[start of GIVEN ENTRIES]
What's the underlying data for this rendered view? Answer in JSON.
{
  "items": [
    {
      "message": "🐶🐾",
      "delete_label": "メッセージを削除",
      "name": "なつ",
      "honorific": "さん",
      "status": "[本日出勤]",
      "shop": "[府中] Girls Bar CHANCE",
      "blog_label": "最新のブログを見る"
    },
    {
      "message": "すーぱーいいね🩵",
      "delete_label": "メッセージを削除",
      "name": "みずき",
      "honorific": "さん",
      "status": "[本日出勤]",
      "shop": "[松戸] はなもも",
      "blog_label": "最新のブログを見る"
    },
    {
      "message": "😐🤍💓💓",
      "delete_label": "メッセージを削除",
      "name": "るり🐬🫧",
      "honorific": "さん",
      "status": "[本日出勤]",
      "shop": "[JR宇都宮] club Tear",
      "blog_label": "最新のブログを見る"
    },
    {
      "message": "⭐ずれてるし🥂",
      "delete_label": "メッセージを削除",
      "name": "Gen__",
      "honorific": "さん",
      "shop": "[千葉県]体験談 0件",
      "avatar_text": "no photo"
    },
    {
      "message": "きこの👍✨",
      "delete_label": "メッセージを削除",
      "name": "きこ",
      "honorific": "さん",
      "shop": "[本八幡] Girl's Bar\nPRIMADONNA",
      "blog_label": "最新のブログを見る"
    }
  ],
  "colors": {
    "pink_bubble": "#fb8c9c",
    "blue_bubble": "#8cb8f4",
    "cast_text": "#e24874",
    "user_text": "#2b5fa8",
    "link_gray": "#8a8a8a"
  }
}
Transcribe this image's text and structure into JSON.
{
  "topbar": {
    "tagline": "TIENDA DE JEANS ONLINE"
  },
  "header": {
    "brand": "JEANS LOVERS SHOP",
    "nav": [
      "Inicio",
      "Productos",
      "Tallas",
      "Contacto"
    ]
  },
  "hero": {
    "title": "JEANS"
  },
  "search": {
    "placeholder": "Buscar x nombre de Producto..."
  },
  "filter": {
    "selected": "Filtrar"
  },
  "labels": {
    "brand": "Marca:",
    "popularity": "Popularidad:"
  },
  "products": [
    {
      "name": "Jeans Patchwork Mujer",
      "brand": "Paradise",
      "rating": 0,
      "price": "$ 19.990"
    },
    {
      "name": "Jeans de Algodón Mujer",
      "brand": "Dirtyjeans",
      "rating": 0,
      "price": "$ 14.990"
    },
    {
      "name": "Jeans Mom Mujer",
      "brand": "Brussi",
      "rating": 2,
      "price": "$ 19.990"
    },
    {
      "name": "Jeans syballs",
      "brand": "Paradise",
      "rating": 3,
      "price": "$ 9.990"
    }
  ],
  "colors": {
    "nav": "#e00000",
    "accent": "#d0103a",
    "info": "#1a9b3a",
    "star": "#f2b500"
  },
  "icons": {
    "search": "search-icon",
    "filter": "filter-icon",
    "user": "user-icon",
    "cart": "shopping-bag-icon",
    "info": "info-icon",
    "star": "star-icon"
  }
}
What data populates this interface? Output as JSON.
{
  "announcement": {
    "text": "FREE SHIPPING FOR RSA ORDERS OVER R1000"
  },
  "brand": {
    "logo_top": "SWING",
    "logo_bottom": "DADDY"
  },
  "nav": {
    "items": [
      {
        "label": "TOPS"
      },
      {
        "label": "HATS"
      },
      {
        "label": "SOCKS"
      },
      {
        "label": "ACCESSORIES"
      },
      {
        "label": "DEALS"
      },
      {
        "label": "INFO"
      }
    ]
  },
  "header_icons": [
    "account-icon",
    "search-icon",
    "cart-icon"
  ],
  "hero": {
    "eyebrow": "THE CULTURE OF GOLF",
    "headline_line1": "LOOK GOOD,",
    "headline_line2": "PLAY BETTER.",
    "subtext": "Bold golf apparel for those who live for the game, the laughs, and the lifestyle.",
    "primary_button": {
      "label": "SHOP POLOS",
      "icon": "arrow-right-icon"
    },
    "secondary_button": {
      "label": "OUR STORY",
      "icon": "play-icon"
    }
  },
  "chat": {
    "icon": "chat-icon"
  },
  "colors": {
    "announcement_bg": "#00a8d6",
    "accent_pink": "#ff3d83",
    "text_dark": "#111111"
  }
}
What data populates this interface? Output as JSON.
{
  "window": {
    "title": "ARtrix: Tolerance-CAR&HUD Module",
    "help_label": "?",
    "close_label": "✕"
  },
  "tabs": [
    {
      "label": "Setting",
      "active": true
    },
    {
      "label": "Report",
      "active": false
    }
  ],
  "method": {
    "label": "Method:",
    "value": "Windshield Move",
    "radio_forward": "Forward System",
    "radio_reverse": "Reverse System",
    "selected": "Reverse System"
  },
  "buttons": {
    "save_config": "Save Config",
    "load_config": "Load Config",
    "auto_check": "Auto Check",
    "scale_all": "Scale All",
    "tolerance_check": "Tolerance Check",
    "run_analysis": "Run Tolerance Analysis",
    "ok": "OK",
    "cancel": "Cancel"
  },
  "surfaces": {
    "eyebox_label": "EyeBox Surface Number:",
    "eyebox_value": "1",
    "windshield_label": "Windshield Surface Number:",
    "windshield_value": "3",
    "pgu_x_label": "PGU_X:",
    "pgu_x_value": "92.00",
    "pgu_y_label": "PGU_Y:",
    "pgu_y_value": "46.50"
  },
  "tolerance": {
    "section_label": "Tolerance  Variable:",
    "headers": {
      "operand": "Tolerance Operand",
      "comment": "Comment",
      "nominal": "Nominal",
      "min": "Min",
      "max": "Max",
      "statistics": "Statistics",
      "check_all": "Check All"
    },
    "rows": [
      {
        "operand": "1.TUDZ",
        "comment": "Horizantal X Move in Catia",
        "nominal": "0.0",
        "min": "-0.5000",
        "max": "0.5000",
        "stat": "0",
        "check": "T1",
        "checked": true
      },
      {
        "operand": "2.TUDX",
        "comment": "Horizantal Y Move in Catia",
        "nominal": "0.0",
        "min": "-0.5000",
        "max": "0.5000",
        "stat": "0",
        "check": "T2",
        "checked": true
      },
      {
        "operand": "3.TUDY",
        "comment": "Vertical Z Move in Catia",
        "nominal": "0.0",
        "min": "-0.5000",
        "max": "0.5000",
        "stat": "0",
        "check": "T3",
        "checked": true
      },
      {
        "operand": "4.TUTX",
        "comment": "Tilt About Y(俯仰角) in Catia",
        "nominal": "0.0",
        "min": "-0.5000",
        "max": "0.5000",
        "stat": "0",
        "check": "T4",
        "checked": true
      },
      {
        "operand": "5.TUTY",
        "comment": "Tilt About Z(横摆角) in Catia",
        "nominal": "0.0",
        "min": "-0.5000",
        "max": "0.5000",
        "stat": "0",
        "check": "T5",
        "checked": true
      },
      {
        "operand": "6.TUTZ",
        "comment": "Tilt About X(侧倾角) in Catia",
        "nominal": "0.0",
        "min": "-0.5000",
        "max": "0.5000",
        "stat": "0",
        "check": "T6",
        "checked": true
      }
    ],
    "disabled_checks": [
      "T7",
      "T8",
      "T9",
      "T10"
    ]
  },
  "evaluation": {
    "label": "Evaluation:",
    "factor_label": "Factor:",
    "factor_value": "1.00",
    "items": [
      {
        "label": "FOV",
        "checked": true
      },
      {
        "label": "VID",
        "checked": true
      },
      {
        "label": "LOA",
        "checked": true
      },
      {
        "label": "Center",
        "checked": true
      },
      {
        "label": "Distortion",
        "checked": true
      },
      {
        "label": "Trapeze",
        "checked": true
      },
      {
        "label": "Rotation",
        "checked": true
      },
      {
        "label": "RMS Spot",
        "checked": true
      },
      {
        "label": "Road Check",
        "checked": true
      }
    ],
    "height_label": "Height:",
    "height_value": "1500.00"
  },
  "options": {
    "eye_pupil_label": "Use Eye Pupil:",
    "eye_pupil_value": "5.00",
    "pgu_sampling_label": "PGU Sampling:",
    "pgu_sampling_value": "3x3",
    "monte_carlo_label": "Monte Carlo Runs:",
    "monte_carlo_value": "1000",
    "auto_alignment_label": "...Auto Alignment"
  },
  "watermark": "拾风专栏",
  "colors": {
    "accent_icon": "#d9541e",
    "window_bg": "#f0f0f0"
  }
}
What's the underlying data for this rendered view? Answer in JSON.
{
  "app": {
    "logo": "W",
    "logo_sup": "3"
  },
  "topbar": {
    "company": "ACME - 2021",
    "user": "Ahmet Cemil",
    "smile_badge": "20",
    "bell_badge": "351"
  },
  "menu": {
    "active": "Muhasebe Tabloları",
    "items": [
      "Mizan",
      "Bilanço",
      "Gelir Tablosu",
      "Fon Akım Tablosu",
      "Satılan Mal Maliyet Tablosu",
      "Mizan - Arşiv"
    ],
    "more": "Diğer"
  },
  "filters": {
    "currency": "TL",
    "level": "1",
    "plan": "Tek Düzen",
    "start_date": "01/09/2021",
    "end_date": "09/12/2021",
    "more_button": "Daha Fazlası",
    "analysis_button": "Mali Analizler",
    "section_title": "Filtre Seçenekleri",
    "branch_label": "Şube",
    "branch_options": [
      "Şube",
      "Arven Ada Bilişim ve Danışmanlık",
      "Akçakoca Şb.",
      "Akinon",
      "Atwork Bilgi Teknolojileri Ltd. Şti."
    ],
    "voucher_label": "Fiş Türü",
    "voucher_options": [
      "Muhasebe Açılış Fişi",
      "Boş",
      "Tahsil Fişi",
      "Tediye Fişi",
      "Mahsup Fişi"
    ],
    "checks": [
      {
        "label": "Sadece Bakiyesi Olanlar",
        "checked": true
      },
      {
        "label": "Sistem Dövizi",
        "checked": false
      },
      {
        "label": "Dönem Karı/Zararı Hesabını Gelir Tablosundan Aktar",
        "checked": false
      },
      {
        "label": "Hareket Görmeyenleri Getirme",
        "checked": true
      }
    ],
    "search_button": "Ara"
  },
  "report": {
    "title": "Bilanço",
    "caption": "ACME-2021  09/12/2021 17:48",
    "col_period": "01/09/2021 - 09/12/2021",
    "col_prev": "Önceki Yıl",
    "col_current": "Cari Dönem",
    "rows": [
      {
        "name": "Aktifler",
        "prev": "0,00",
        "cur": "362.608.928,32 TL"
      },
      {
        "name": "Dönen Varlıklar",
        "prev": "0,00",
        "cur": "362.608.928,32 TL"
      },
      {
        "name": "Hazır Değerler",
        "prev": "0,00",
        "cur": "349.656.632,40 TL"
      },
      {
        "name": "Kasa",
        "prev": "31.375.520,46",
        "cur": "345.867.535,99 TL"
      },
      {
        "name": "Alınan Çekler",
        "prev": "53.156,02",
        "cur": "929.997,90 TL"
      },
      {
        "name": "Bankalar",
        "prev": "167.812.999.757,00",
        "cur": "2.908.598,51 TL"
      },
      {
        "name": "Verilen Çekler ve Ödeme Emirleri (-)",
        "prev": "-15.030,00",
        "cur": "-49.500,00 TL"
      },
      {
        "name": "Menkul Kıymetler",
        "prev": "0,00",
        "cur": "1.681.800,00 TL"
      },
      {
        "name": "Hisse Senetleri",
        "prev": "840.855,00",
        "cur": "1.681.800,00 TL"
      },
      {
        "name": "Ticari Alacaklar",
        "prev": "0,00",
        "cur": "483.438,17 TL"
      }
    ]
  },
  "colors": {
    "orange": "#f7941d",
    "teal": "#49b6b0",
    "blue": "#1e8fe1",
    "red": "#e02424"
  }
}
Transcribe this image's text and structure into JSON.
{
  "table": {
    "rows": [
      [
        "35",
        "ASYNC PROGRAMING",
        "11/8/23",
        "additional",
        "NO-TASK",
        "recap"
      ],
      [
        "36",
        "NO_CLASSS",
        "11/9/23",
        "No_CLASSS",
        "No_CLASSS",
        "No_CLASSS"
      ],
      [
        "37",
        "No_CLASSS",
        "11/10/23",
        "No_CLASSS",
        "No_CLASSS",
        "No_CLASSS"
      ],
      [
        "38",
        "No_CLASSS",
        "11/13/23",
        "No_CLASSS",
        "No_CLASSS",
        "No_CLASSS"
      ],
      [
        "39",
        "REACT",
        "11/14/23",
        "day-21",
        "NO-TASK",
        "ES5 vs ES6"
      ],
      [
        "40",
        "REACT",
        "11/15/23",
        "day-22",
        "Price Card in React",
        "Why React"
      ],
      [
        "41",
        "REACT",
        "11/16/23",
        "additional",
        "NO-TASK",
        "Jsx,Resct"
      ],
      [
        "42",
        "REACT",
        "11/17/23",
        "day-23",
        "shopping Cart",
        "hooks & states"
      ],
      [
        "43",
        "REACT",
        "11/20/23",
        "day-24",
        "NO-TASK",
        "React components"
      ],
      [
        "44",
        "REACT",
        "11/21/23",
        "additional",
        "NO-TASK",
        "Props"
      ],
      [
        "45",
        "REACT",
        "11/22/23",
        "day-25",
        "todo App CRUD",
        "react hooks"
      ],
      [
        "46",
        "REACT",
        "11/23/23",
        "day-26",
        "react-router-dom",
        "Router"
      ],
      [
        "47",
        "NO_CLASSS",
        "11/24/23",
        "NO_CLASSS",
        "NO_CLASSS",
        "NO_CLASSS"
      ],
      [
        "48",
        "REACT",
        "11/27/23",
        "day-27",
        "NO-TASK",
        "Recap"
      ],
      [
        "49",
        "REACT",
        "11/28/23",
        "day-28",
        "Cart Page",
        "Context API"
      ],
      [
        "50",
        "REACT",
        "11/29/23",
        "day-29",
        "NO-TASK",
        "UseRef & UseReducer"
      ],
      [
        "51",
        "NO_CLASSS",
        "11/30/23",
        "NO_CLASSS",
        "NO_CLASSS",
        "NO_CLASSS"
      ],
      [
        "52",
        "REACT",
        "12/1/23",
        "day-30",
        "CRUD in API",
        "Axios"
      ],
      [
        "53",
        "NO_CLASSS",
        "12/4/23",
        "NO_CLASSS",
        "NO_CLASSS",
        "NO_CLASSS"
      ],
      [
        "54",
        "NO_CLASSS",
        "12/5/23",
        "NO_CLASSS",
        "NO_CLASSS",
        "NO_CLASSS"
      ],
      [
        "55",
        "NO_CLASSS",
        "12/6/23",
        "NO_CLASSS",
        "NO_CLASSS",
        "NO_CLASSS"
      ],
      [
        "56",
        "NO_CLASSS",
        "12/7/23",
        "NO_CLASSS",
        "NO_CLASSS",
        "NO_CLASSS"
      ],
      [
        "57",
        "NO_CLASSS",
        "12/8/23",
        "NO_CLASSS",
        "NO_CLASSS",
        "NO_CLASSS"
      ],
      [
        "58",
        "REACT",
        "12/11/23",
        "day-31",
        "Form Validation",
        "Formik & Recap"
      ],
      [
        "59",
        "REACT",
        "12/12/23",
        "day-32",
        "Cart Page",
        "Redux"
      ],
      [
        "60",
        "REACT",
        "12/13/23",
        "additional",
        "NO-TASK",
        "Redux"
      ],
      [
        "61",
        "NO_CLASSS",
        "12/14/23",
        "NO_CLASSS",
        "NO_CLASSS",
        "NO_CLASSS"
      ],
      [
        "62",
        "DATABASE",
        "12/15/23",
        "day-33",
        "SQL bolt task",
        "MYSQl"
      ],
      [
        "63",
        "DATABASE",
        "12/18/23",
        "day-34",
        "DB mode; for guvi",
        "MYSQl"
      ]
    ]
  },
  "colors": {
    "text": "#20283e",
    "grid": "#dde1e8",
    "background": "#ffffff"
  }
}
[end of GIVEN ENTRIES]
*PROBLEM:* Check each line of the records for the word "selected", and show the lines that contain it.

*WRITTEN RESPONSE:*
    "selected": "Filtrar"
    "selected": "Reverse System"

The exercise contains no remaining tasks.